GIVEN INFORMATION:
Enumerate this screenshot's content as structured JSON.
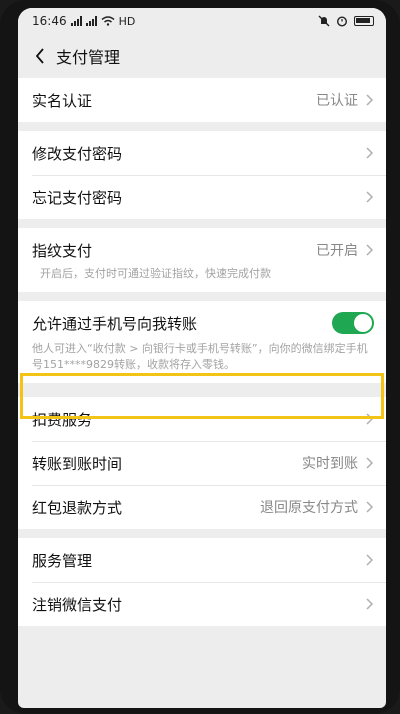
{
  "status_bar": {
    "time": "16:46",
    "network": "HD"
  },
  "nav": {
    "title": "支付管理"
  },
  "groups": {
    "identity": {
      "label": "实名认证",
      "value": "已认证"
    },
    "password": {
      "change_label": "修改支付密码",
      "forgot_label": "忘记支付密码"
    },
    "fingerprint": {
      "label": "指纹支付",
      "value": "已开启",
      "desc": "开启后，支付时可通过验证指纹，快速完成付款"
    },
    "phone_transfer": {
      "label": "允许通过手机号向我转账",
      "toggle_on": true,
      "desc": "他人可进入“收付款 > 向银行卡或手机号转账”，向你的微信绑定手机号151****9829转账，收款将存入零钱。"
    },
    "services": {
      "deduction_label": "扣费服务",
      "transfer_time_label": "转账到账时间",
      "transfer_time_value": "实时到账",
      "refund_label": "红包退款方式",
      "refund_value": "退回原支付方式"
    },
    "management": {
      "service_mgmt_label": "服务管理",
      "cancel_label": "注销微信支付"
    }
  },
  "colors": {
    "accent_green": "#1fa851",
    "highlight": "#f3c316"
  }
}
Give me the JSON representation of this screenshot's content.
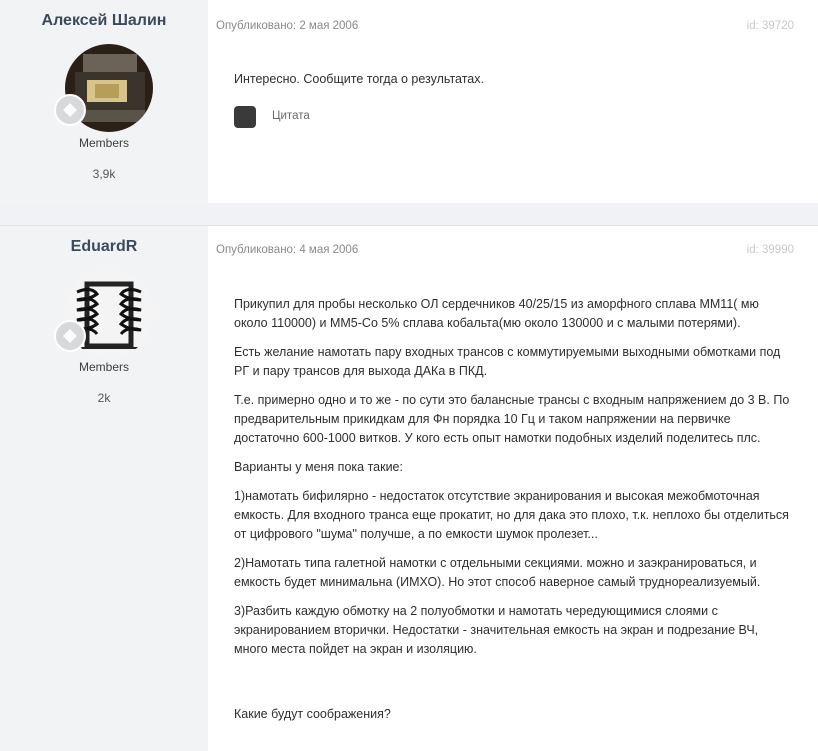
{
  "posts": [
    {
      "author": "Алексей Шалин",
      "group": "Members",
      "count": "3,9k",
      "meta": "Опубликовано: 2 мая 2006",
      "id": "id: 39720",
      "paragraphs": [
        "Интересно. Сообщите тогда о результатах."
      ],
      "quote_label": "Цитата"
    },
    {
      "author": "EduardR",
      "group": "Members",
      "count": "2k",
      "meta": "Опубликовано: 4 мая 2006",
      "id": "id: 39990",
      "paragraphs": [
        "Прикупил для пробы несколько ОЛ сердечников 40/25/15 из аморфного сплава ММ11( мю около 110000) и ММ5-Co 5% сплава кобальта(мю около 130000 и с малыми потерями).",
        "Есть желание намотать пару входных трансов с коммутируемыми выходными обмотками под РГ и пару трансов для выхода ДАКа в ПКД.",
        "Т.е. примерно одно и то же - по сути это балансные трансы с входным напряжением до 3 В. По предварительным прикидкам для Фн порядка 10 Гц и таком напряжении на первичке достаточно 600-1000 витков. У кого есть опыт намотки подобных изделий поделитесь плс.",
        "Варианты у меня пока такие:",
        "1)намотать бифилярно - недостаток отсутствие экранирования и высокая межобмоточная емкость. Для входного транса еще прокатит, но для дака это плохо, т.к. неплохо бы отделиться от цифрового \"шума\" получше, а по емкости шумок пролезет...",
        "2)Намотать типа галетной намотки с отдельными секциями. можно и заэкранироваться, и емкость будет минимальна (ИМХО). Но этот способ наверное самый труднореализуемый.",
        "3)Разбить каждую обмотку на 2 полуобмотки и намотать чередующимися слоями с экранированием вторички. Недостатки - значительная емкость на экран и подрезание ВЧ, много места пойдет на экран и изоляцию.",
        "Какие будут соображения?"
      ]
    }
  ],
  "icons": {
    "rank_badge": "rank-badge-icon",
    "avatar1": "transformer-photo",
    "avatar2": "coil-sketch"
  }
}
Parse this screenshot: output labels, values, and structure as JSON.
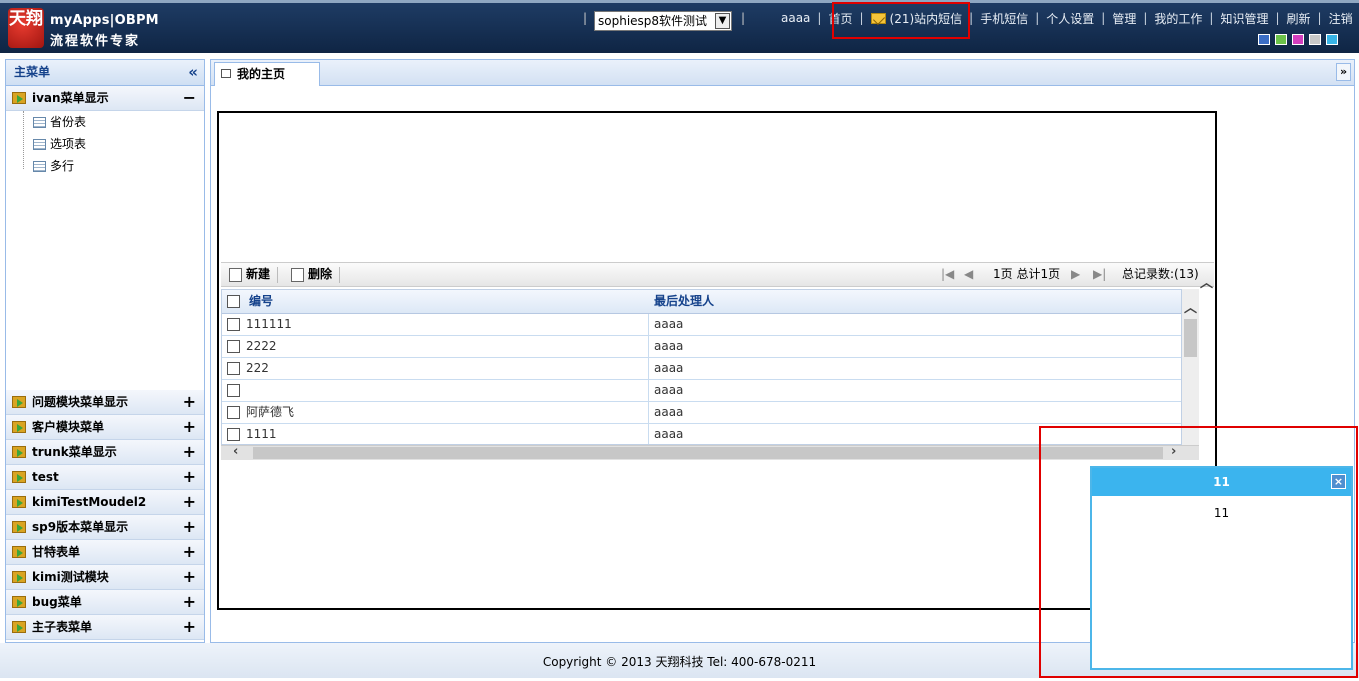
{
  "header": {
    "logo_text": "天翔",
    "brand_line1": "myApps|OBPM",
    "brand_line2": "流程软件专家",
    "domain_select": "sophiesp8软件测试",
    "user": "aaaa",
    "nav": [
      "首页",
      "(21)站内短信",
      "手机短信",
      "个人设置",
      "管理",
      "我的工作",
      "知识管理",
      "刷新",
      "注销"
    ],
    "swatch_colors": [
      "#3b6ec6",
      "#6cc24a",
      "#d43fbf",
      "#c8c8c8",
      "#38b4e6"
    ]
  },
  "sidebar": {
    "title": "主菜单",
    "collapse_icon": "«",
    "open_group": {
      "label": "ivan菜单显示",
      "toggle": "−",
      "items": [
        "省份表",
        "选项表",
        "多行"
      ]
    },
    "groups": [
      "问题模块菜单显示",
      "客户模块菜单",
      "trunk菜单显示",
      "test",
      "kimiTestMoudel2",
      "sp9版本菜单显示",
      "甘特表单",
      "kimi测试模块",
      "bug菜单",
      "主子表菜单"
    ],
    "expand_symbol": "+"
  },
  "main": {
    "tab": "我的主页",
    "tab_menu": "»",
    "toolbar": {
      "new": "新建",
      "delete": "删除",
      "page_text": "1页 总计1页",
      "total": "总记录数:(13)"
    },
    "columns": [
      "编号",
      "最后处理人"
    ],
    "rows": [
      [
        "111111",
        "aaaa"
      ],
      [
        "2222",
        "aaaa"
      ],
      [
        "222",
        "aaaa"
      ],
      [
        "",
        "aaaa"
      ],
      [
        "阿萨德飞",
        "aaaa"
      ],
      [
        "1111",
        "aaaa"
      ]
    ]
  },
  "footer": "Copyright © 2013 天翔科技 Tel: 400-678-0211",
  "popup": {
    "title": "11",
    "body": "11",
    "close": "×"
  }
}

DIRECTION: Search the records above for "content". Copy each line where it is found.

TASK ANSWER:
Enumerate this screenshot's content as structured JSON.
Give me the JSON representation of this screenshot's content.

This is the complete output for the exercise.